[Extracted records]
################
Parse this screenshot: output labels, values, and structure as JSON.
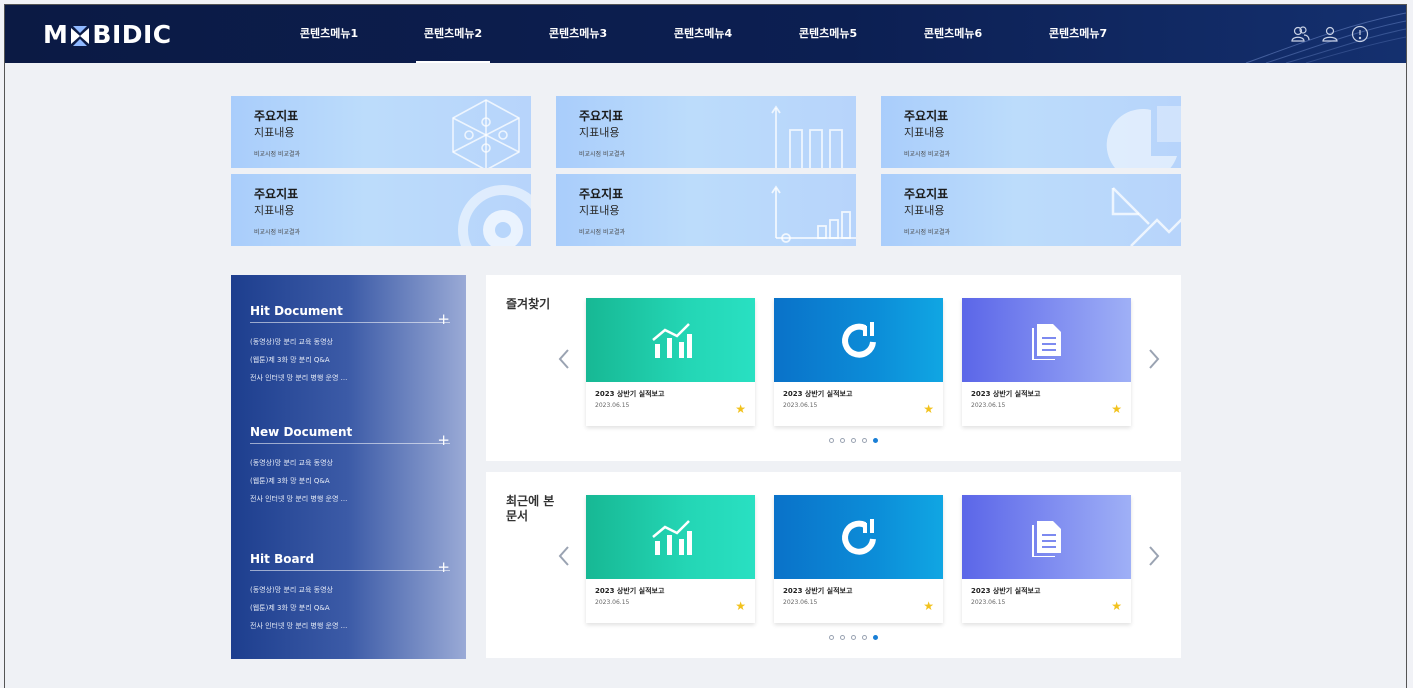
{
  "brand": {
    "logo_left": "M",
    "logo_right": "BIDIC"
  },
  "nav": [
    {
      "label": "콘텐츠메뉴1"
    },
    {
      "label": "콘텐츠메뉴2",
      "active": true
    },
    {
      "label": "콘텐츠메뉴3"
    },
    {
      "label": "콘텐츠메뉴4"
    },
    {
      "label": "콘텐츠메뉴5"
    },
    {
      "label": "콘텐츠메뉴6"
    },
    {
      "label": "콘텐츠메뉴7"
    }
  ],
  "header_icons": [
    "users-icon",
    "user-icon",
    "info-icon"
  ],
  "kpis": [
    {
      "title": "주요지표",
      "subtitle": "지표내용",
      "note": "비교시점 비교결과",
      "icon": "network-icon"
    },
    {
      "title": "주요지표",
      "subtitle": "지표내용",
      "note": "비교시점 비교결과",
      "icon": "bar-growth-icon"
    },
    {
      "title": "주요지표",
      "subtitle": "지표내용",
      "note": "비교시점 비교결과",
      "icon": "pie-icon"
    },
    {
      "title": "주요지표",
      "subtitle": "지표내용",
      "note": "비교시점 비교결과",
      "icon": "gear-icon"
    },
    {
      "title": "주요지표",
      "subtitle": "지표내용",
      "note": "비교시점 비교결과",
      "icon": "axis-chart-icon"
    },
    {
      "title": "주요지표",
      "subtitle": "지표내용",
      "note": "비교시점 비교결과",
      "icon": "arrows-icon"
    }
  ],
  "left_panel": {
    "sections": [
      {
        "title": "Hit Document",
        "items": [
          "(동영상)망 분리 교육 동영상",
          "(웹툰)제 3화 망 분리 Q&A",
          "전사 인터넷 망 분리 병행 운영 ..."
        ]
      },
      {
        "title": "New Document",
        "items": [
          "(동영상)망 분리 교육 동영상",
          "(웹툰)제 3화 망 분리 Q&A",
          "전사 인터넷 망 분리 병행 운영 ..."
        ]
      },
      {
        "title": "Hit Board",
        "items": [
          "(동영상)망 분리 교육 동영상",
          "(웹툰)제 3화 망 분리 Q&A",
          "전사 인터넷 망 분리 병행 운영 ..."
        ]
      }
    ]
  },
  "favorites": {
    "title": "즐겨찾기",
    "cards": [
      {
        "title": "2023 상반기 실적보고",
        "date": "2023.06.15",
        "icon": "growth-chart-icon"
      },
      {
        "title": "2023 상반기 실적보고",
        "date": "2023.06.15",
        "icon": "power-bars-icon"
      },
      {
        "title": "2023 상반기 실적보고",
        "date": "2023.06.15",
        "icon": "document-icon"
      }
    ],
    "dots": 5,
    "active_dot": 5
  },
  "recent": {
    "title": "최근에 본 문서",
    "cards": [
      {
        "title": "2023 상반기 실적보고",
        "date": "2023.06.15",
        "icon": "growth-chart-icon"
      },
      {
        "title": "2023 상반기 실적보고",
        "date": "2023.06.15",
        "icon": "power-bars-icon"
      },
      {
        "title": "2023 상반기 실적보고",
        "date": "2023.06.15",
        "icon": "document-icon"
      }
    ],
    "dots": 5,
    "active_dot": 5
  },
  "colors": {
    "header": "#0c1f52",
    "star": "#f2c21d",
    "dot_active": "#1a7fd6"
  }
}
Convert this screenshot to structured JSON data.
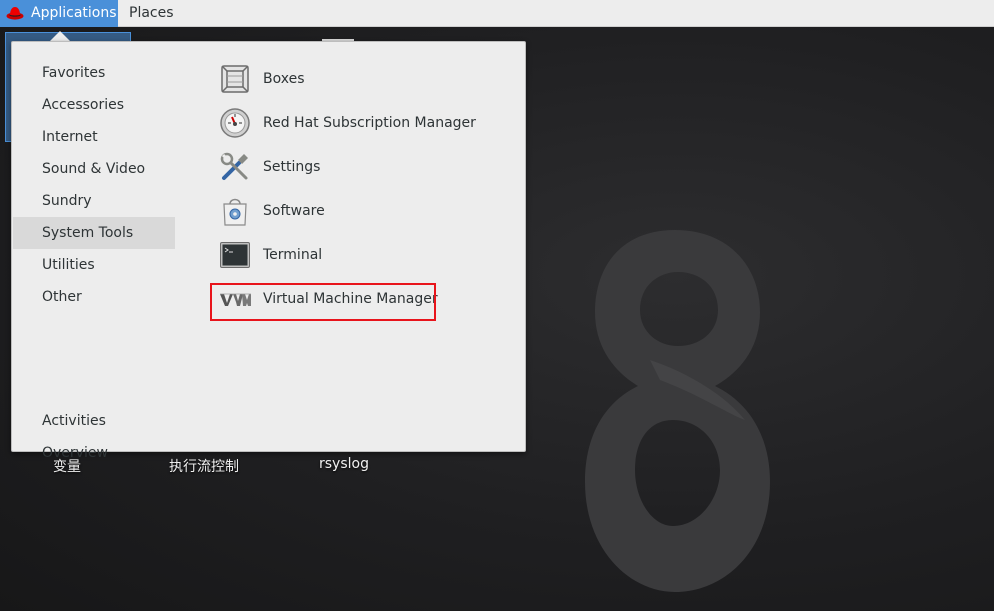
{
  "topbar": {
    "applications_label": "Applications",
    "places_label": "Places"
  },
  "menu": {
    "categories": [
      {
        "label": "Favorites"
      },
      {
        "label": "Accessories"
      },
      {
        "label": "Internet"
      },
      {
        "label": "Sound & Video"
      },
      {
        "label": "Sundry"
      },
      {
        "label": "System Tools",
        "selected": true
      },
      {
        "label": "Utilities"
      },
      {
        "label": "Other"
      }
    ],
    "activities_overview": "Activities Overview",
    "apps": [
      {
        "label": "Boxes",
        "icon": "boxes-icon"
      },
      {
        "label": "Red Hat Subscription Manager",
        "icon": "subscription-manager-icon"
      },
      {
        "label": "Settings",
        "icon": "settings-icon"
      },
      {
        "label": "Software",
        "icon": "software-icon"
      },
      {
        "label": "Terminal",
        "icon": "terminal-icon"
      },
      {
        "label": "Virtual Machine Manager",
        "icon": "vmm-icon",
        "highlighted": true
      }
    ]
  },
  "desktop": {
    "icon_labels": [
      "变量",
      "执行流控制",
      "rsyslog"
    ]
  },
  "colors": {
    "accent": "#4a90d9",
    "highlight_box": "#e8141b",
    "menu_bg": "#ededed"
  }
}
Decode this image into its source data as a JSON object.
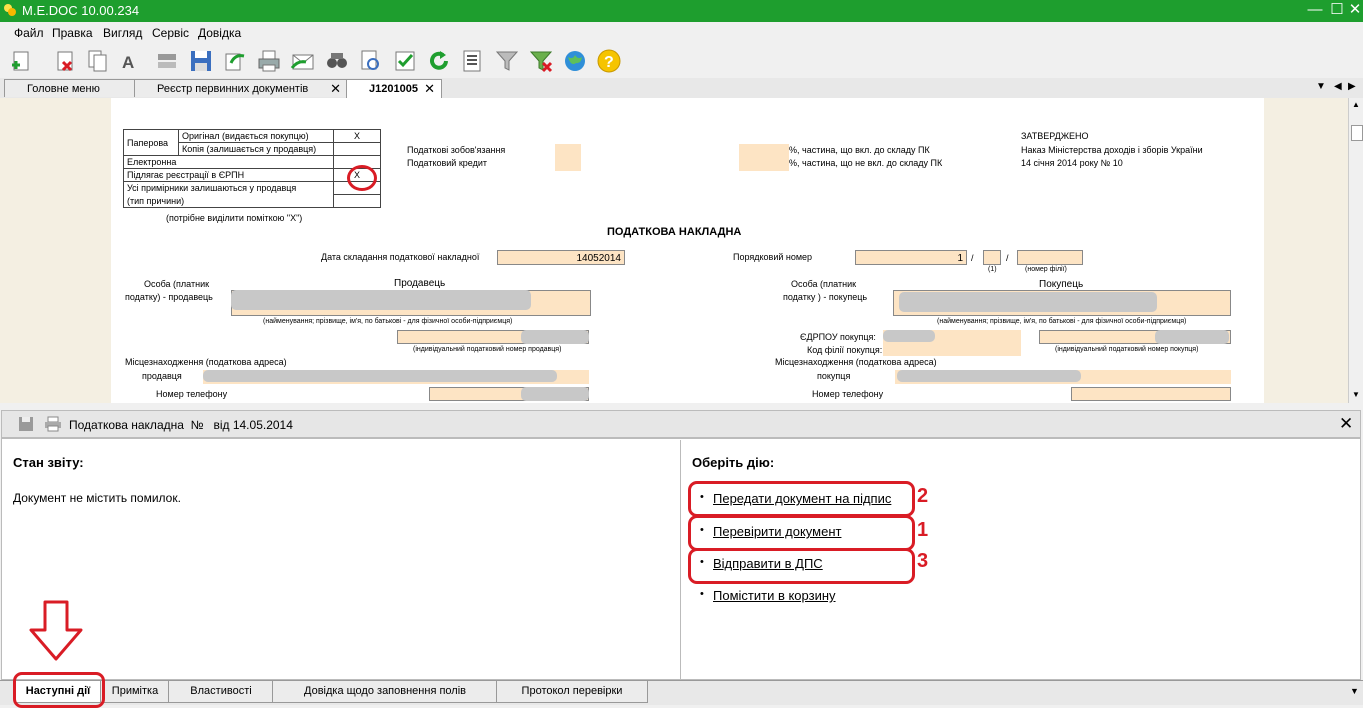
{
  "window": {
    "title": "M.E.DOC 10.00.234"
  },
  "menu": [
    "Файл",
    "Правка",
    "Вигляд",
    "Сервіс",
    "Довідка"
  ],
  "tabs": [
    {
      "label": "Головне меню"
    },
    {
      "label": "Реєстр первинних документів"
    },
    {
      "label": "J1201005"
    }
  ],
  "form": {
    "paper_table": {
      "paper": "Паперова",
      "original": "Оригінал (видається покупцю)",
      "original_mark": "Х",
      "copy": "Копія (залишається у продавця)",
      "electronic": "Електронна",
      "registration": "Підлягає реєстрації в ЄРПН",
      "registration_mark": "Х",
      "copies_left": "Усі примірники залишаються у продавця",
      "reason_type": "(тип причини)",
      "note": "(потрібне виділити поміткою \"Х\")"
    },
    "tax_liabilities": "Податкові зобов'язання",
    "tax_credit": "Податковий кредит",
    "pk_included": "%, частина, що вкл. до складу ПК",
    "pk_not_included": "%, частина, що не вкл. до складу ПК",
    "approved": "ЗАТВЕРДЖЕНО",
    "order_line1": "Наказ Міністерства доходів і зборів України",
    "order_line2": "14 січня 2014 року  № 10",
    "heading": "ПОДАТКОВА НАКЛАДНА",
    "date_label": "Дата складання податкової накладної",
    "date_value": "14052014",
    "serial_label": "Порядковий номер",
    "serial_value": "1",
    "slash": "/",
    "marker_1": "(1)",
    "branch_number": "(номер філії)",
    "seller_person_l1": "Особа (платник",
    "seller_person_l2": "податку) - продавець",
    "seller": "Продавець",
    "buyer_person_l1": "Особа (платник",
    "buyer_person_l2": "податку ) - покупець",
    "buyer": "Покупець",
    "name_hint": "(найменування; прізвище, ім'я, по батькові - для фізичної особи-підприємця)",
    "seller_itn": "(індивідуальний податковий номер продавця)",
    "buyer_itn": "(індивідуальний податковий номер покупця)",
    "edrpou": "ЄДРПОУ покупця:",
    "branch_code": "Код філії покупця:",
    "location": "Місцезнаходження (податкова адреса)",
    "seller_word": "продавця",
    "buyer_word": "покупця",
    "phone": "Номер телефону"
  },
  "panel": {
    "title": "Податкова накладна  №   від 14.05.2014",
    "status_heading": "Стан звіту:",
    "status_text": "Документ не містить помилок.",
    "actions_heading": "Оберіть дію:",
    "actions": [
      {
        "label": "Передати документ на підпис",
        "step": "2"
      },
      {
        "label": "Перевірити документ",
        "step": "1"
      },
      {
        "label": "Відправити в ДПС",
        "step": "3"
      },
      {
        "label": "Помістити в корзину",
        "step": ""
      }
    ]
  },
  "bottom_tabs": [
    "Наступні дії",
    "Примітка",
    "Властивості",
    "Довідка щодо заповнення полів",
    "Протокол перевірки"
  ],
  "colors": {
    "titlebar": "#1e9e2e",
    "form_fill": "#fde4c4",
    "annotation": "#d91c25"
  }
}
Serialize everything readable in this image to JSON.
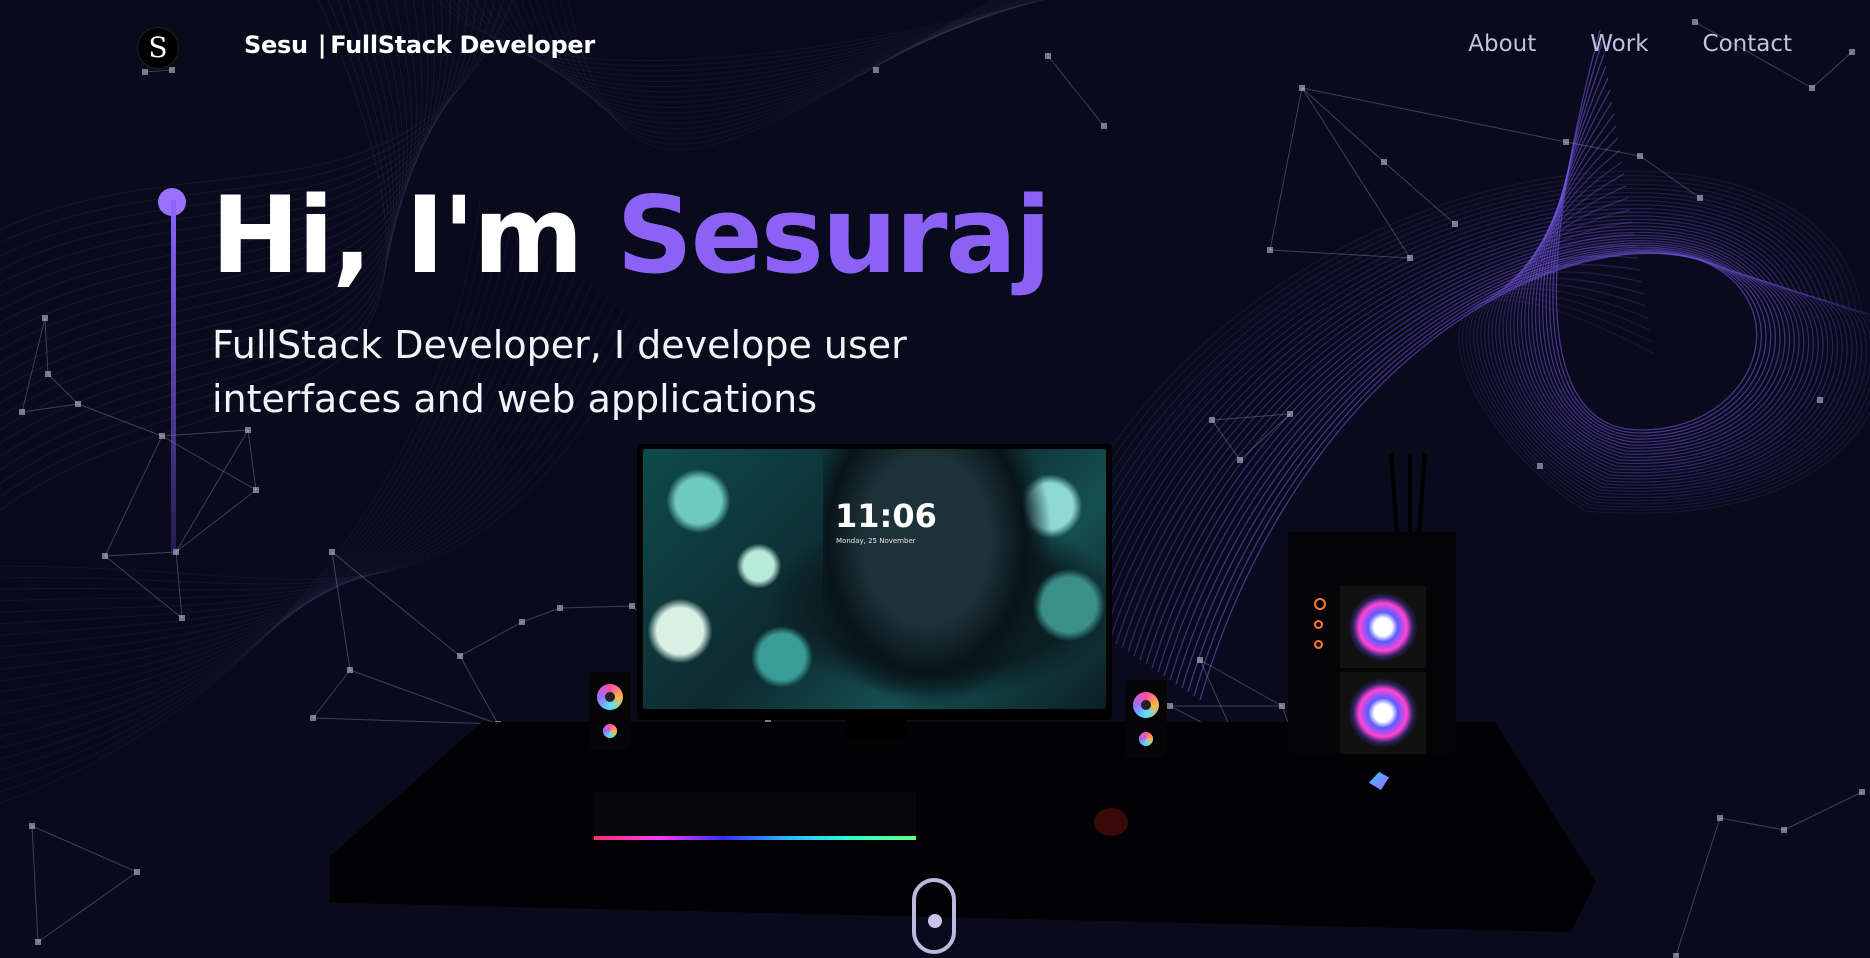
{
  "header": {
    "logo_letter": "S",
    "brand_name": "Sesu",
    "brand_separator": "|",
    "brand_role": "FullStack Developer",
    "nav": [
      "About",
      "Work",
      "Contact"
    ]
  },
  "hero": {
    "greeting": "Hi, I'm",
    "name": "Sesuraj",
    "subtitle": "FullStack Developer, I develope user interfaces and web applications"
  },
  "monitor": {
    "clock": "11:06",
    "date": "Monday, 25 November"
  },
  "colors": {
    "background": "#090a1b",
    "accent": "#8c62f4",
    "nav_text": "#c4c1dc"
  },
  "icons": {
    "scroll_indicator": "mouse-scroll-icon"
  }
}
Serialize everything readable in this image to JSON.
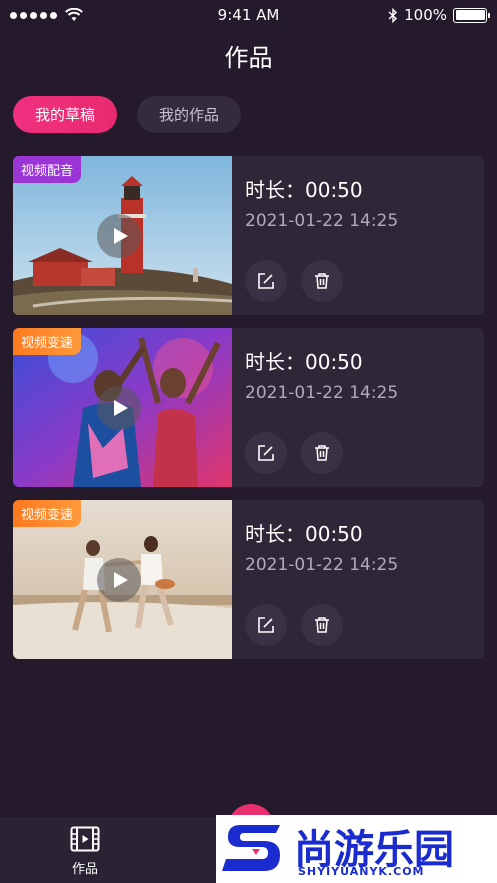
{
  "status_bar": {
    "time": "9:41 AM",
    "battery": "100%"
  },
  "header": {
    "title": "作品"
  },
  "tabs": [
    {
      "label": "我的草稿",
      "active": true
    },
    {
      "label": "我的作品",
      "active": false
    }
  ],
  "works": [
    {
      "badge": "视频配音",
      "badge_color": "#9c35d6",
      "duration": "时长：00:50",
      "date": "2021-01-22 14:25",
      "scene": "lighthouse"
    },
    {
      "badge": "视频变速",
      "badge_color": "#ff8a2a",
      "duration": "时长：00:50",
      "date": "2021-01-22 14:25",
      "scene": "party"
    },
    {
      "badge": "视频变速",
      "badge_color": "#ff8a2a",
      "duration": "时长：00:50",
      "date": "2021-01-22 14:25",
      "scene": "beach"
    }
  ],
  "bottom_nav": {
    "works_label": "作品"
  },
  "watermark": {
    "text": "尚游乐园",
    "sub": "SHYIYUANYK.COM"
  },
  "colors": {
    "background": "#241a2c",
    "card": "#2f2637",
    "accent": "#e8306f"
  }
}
################
• **Written request**: Search the listing for the word "платник". Copy every line in which it occurs.

• **Reply to the exercise**:
    "seller_person_l1": "Особа (платник",
    "buyer_person_l1": "Особа (платник",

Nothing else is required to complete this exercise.